══ Records supplied ══

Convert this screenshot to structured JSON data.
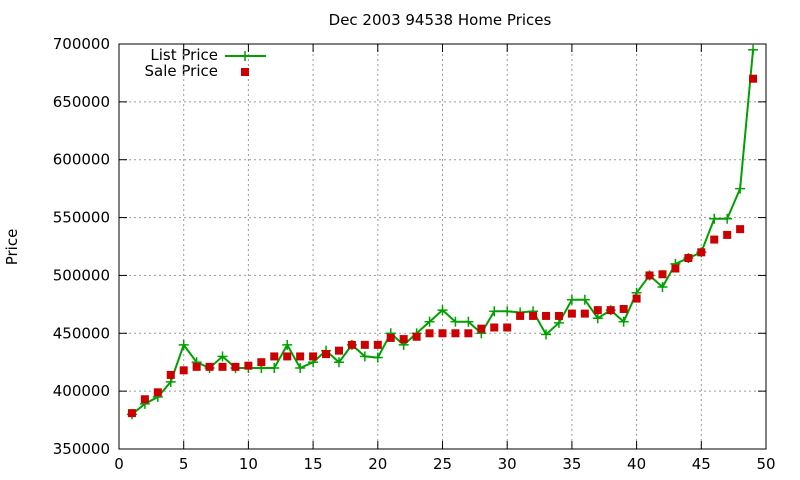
{
  "chart_data": {
    "type": "line",
    "title": "Dec 2003 94538 Home Prices",
    "xlabel": "",
    "ylabel": "Price",
    "xlim": [
      0,
      50
    ],
    "ylim": [
      350000,
      700000
    ],
    "xticks": [
      0,
      5,
      10,
      15,
      20,
      25,
      30,
      35,
      40,
      45,
      50
    ],
    "yticks": [
      350000,
      400000,
      450000,
      500000,
      550000,
      600000,
      650000,
      700000
    ],
    "grid": true,
    "legend_position": "top-left",
    "x": [
      1,
      2,
      3,
      4,
      5,
      6,
      7,
      8,
      9,
      10,
      11,
      12,
      13,
      14,
      15,
      16,
      17,
      18,
      19,
      20,
      21,
      22,
      23,
      24,
      25,
      26,
      27,
      28,
      29,
      30,
      31,
      32,
      33,
      34,
      35,
      36,
      37,
      38,
      39,
      40,
      41,
      42,
      43,
      44,
      45,
      46,
      47,
      48,
      49
    ],
    "series": [
      {
        "name": "List Price",
        "style": "line-plus",
        "color": "#00a000",
        "values": [
          380000,
          389000,
          395000,
          408000,
          440000,
          425000,
          420000,
          430000,
          420000,
          420000,
          420000,
          420000,
          440000,
          420000,
          425000,
          435000,
          425000,
          440000,
          430000,
          429000,
          450000,
          440000,
          450000,
          460000,
          470000,
          460000,
          460000,
          450000,
          469000,
          469000,
          468000,
          469000,
          449000,
          459000,
          479000,
          479000,
          463000,
          470000,
          460000,
          485000,
          500000,
          490000,
          510000,
          515000,
          520000,
          549000,
          549000,
          575000,
          695000
        ]
      },
      {
        "name": "Sale Price",
        "style": "square-points",
        "color": "#cc0000",
        "values": [
          381000,
          393000,
          399000,
          414000,
          418000,
          421000,
          421000,
          421000,
          421000,
          422000,
          425000,
          430000,
          430000,
          430000,
          430000,
          432000,
          435000,
          440000,
          440000,
          440000,
          446000,
          445000,
          447000,
          450000,
          450000,
          450000,
          450000,
          454000,
          455000,
          455000,
          465000,
          465000,
          465000,
          465000,
          467000,
          467000,
          470000,
          470000,
          471000,
          480000,
          500000,
          501000,
          506000,
          515000,
          520000,
          531000,
          535000,
          540000,
          670000
        ]
      }
    ]
  }
}
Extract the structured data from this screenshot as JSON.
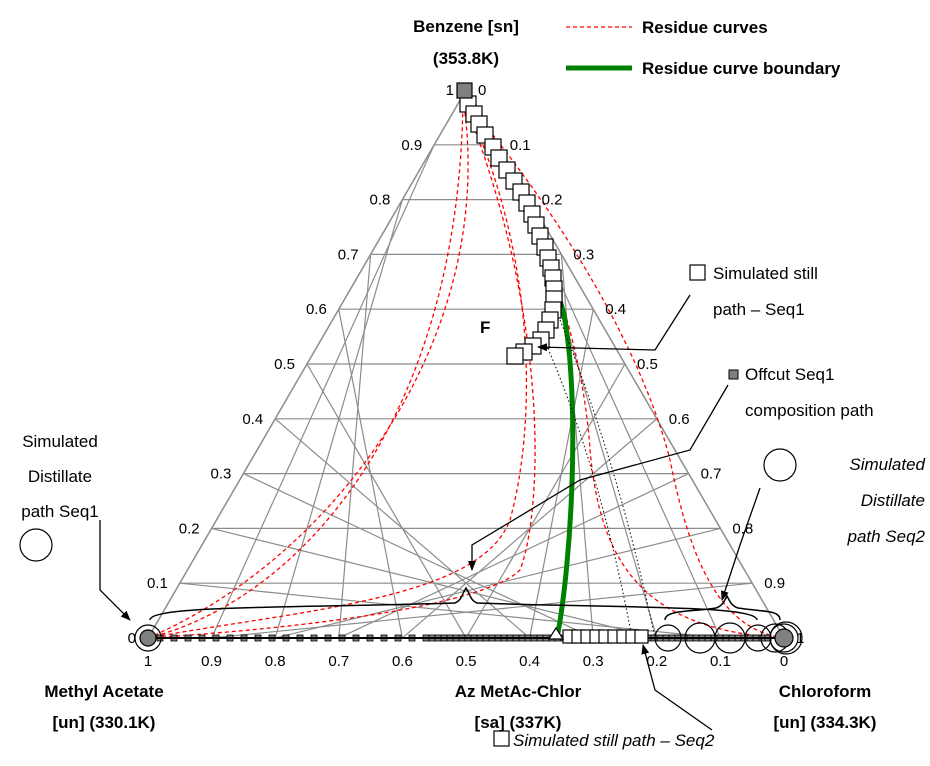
{
  "vertices": {
    "top": {
      "name": "Benzene [sn]",
      "temp": "(353.8K)"
    },
    "left": {
      "name": "Methyl Acetate",
      "detail": "[un] (330.1K)"
    },
    "right": {
      "name": "Chloroform",
      "detail": "[un] (334.3K)"
    },
    "azeotrope": {
      "name": "Az MetAc-Chlor",
      "detail": "[sa] (337K)"
    }
  },
  "legend": {
    "residue_curves": "Residue curves",
    "boundary": "Residue curve boundary"
  },
  "ticks": {
    "left_axis": [
      "0",
      "0.1",
      "0.2",
      "0.3",
      "0.4",
      "0.5",
      "0.6",
      "0.7",
      "0.8",
      "0.9",
      "1"
    ],
    "right_axis": [
      "0",
      "0.1",
      "0.2",
      "0.3",
      "0.4",
      "0.5",
      "0.6",
      "0.7",
      "0.8",
      "0.9",
      "1"
    ],
    "bottom_axis": [
      "1",
      "0.9",
      "0.8",
      "0.7",
      "0.6",
      "0.5",
      "0.4",
      "0.3",
      "0.2",
      "0.1",
      "0"
    ]
  },
  "feed_label": "F",
  "annotations": {
    "still_seq1": [
      "Simulated still",
      "path – Seq1"
    ],
    "offcut_seq1": [
      "Offcut Seq1",
      "composition path"
    ],
    "distillate_seq1": [
      "Simulated",
      "Distillate",
      "path Seq1"
    ],
    "distillate_seq2": [
      "Simulated",
      "Distillate",
      "path Seq2"
    ],
    "still_seq2": "Simulated still path – Seq2"
  },
  "colors": {
    "grid": "#8c8c8c",
    "residue_curve": "#ff0000",
    "boundary": "#008000",
    "marker": "#808080"
  }
}
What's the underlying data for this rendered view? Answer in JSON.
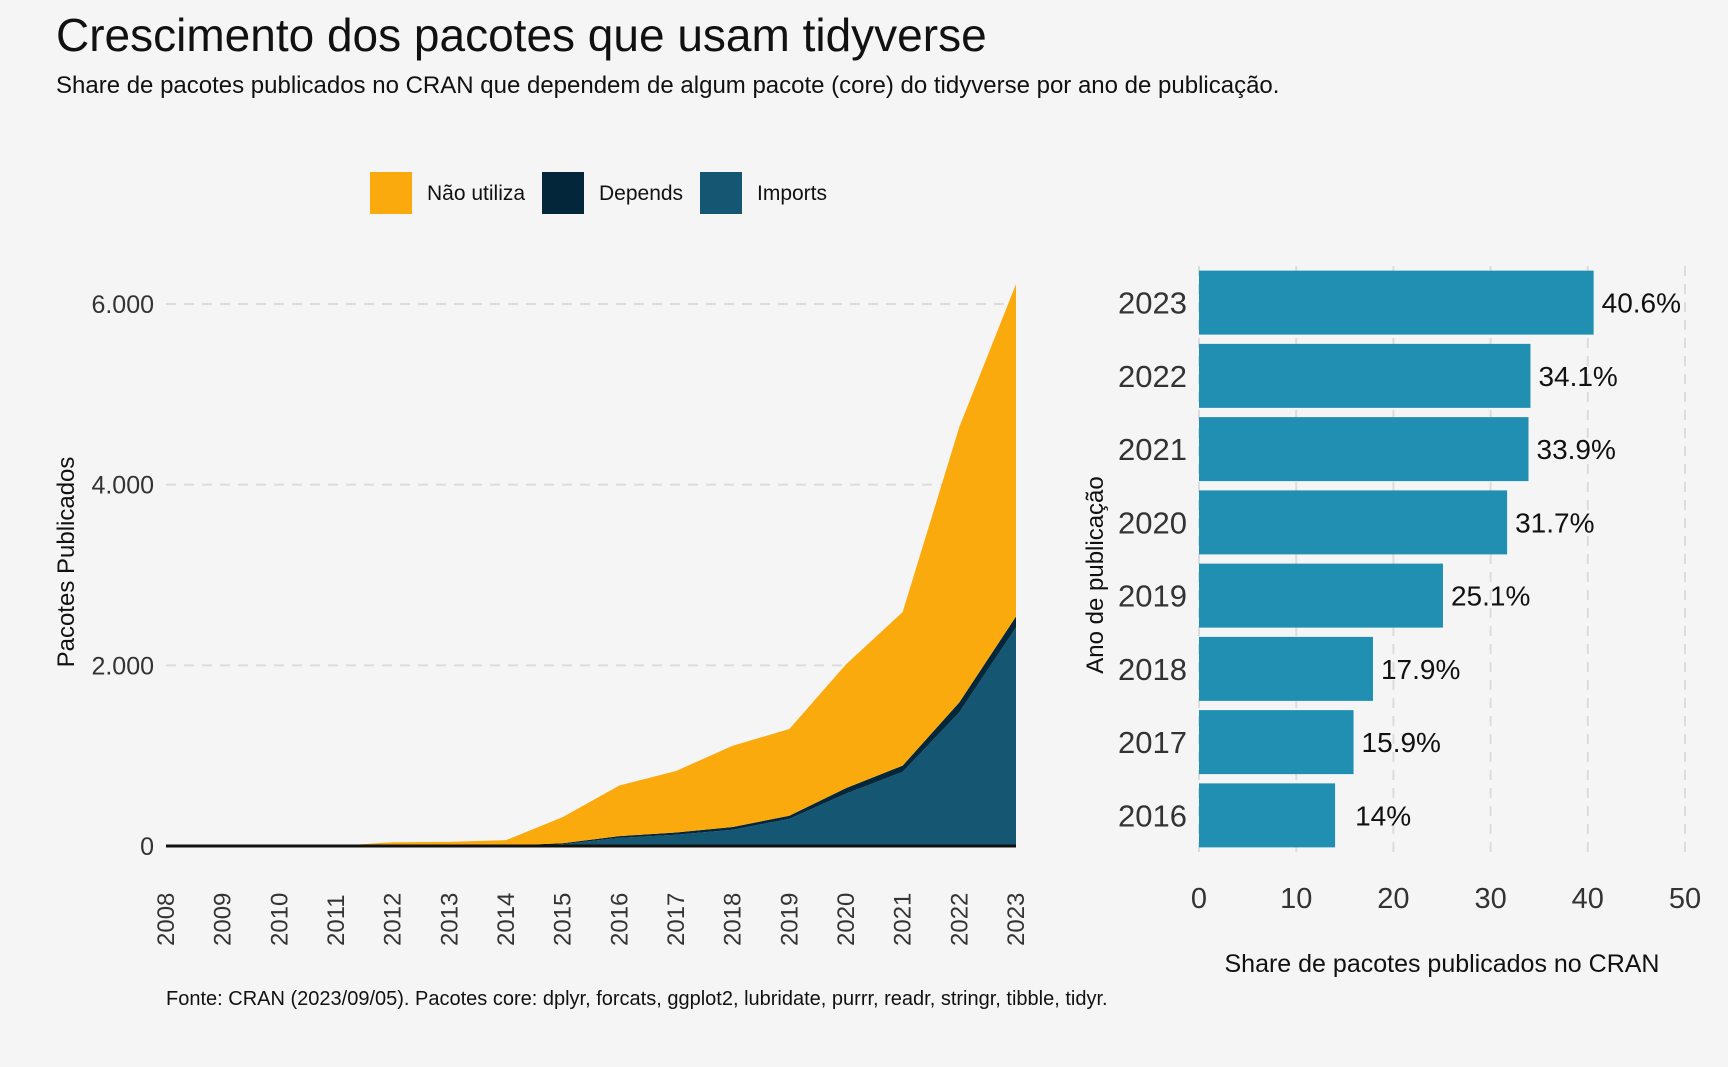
{
  "title": "Crescimento dos pacotes que usam tidyverse",
  "subtitle": "Share de pacotes publicados no CRAN que dependem de algum pacote (core) do tidyverse por ano de publicação.",
  "caption": "Fonte: CRAN (2023/09/05). Pacotes core: dplyr, forcats, ggplot2, lubridate, purrr, readr, stringr, tibble, tidyr.",
  "colors": {
    "nao_utiliza": "#fbaa0e",
    "depends": "#04263b",
    "imports": "#155673",
    "bar": "#218fb1",
    "grid": "#dcdcdc",
    "background": "#f5f5f5"
  },
  "chart_data": [
    {
      "type": "area",
      "stacked": true,
      "ylabel": "Pacotes Publicados",
      "xlabel": "",
      "x": [
        2008,
        2009,
        2010,
        2011,
        2012,
        2013,
        2014,
        2015,
        2016,
        2017,
        2018,
        2019,
        2020,
        2021,
        2022,
        2023
      ],
      "x_tick_labels": [
        "2008",
        "2009",
        "2010",
        "2011",
        "2012",
        "2013",
        "2014",
        "2015",
        "2016",
        "2017",
        "2018",
        "2019",
        "2020",
        "2021",
        "2022",
        "2023"
      ],
      "y_ticks": [
        0,
        2000,
        4000,
        6000
      ],
      "y_tick_labels": [
        "0",
        "2.000",
        "4.000",
        "6.000"
      ],
      "ylim": [
        0,
        6200
      ],
      "grid": true,
      "legend_position": "top",
      "series": [
        {
          "name": "Imports",
          "values": [
            0,
            0,
            0,
            0,
            0,
            0,
            0,
            20,
            90,
            125,
            180,
            300,
            580,
            820,
            1480,
            2420
          ]
        },
        {
          "name": "Depends",
          "values": [
            0,
            0,
            0,
            0,
            2,
            3,
            5,
            10,
            20,
            25,
            30,
            35,
            60,
            70,
            110,
            120
          ]
        },
        {
          "name": "Não utiliza",
          "values": [
            0,
            0,
            0,
            0,
            40,
            42,
            60,
            290,
            560,
            680,
            900,
            960,
            1370,
            1700,
            3050,
            3680
          ]
        }
      ],
      "legend_order": [
        "Não utiliza",
        "Depends",
        "Imports"
      ]
    },
    {
      "type": "bar",
      "orientation": "horizontal",
      "xlabel": "Share de pacotes publicados no CRAN",
      "ylabel": "Ano de publicação",
      "categories": [
        "2023",
        "2022",
        "2021",
        "2020",
        "2019",
        "2018",
        "2017",
        "2016"
      ],
      "values": [
        40.6,
        34.1,
        33.9,
        31.7,
        25.1,
        17.9,
        15.9,
        14
      ],
      "value_labels": [
        "40.6%",
        "34.1%",
        "33.9%",
        "31.7%",
        "25.1%",
        "17.9%",
        "15.9%",
        "14%"
      ],
      "x_ticks": [
        0,
        10,
        20,
        30,
        40,
        50
      ],
      "xlim": [
        0,
        50
      ],
      "grid": true
    }
  ]
}
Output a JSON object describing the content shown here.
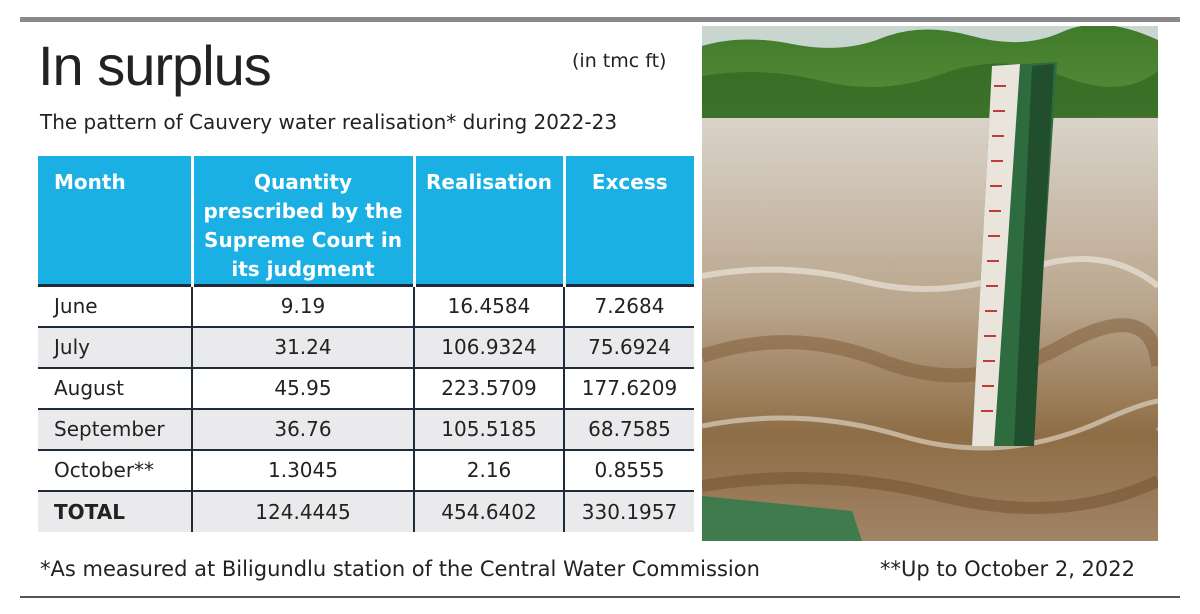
{
  "title": "In surplus",
  "unit": "(in tmc ft)",
  "subtitle": "The pattern of Cauvery water realisation* during 2022-23",
  "chart_data": {
    "type": "table",
    "columns": [
      "Month",
      "Quantity prescribed by the Supreme Court in its judgment",
      "Realisation",
      "Excess"
    ],
    "rows": [
      [
        "June",
        "9.19",
        "16.4584",
        "7.2684"
      ],
      [
        "July",
        "31.24",
        "106.9324",
        "75.6924"
      ],
      [
        "August",
        "45.95",
        "223.5709",
        "177.6209"
      ],
      [
        "September",
        "36.76",
        "105.5185",
        "68.7585"
      ],
      [
        "October**",
        "1.3045",
        "2.16",
        "0.8555"
      ],
      [
        "TOTAL",
        "124.4445",
        "454.6402",
        "330.1957"
      ]
    ]
  },
  "footnotes": {
    "left": "*As measured at Biligundlu station of the Central Water Commission",
    "right": "**Up to October 2, 2022"
  },
  "colors": {
    "header_bg": "#1ab0e4",
    "header_text": "#ffffff",
    "row_shade": "#eaeaec",
    "grid_line": "#1d2b3a"
  },
  "photo": {
    "icon": "flood-water-gauge-photo"
  }
}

═══

**What to do:**
List all lines above in which the string "publicação" appears.

**Exercise response:**
  "subtitle": "Share de pacotes publicados no CRAN que dependem de algum pacote (core) do tidyverse por ano de publicação.",
      "ylabel": "Ano de publicação",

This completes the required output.